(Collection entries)

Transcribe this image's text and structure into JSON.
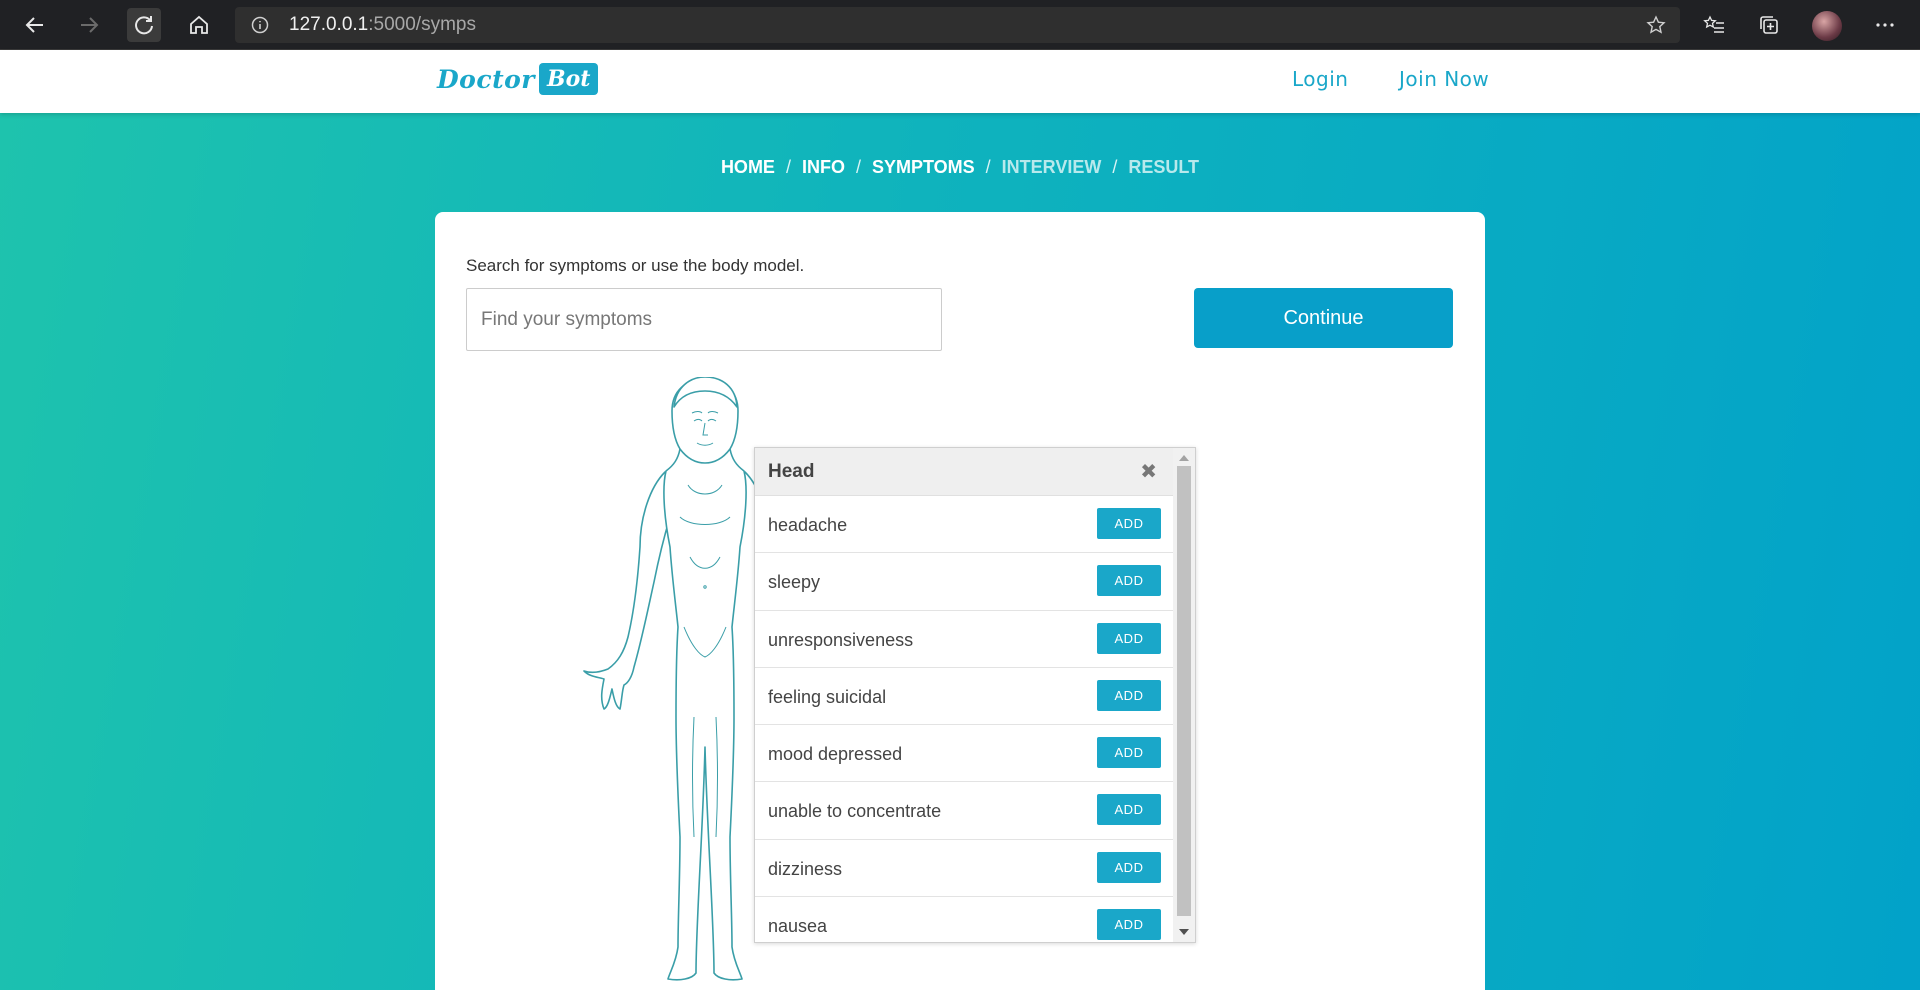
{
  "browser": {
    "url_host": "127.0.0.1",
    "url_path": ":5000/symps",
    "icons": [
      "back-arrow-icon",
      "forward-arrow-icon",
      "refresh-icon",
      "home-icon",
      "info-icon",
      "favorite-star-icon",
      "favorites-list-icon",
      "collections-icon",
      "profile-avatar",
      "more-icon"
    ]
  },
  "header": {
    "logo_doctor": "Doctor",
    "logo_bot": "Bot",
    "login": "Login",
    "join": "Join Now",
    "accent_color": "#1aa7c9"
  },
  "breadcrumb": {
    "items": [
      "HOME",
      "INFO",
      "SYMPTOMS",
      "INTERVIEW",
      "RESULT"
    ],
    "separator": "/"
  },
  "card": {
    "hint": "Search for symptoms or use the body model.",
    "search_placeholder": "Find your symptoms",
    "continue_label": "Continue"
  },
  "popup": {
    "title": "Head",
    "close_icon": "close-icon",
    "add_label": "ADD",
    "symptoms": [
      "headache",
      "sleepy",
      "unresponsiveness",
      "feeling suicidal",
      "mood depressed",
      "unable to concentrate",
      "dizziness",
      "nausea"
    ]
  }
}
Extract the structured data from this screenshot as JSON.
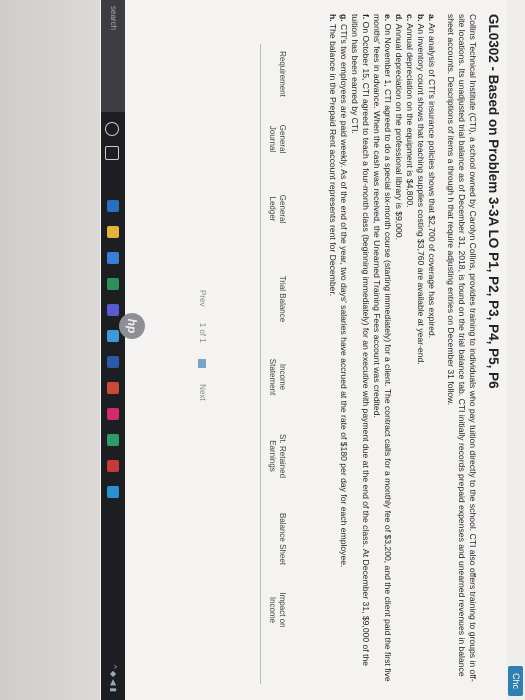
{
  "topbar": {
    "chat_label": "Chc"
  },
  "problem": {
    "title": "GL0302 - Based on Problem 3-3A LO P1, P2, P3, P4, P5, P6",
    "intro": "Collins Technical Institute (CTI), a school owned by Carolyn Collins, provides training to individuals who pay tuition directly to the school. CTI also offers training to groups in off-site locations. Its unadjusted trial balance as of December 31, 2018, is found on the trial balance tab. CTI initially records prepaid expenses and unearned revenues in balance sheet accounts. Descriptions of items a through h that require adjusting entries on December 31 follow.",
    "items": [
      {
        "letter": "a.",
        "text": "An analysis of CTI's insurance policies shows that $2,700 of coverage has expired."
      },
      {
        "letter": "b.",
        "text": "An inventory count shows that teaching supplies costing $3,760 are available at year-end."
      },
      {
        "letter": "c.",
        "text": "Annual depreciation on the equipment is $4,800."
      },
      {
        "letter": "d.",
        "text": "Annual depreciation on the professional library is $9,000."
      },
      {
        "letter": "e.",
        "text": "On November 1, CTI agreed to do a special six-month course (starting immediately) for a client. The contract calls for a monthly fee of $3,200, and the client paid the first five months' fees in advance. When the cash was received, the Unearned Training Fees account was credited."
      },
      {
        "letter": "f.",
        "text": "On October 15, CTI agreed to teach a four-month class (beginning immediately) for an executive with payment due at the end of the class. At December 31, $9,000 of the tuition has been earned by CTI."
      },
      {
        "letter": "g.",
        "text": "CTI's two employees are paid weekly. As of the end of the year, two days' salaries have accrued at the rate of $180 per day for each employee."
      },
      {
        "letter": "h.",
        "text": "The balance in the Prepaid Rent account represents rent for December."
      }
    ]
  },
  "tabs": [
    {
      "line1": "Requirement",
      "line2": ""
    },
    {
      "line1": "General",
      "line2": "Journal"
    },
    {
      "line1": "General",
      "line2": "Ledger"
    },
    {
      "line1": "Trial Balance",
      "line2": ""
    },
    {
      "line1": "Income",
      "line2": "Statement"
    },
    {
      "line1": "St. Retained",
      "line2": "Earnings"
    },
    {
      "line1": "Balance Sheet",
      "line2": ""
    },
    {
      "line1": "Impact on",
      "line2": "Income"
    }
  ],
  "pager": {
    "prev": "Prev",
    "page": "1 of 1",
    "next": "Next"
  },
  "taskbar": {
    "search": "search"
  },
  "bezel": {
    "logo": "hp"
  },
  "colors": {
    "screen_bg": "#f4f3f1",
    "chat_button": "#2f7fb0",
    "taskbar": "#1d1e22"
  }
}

# TASK DIRECTIONS
Identify the lines that contain the string "depreciation", and copy every one of them.

# RESPONSE BELOW
        "text": "Annual depreciation on the equipment is $4,800."
        "text": "Annual depreciation on the professional library is $9,000."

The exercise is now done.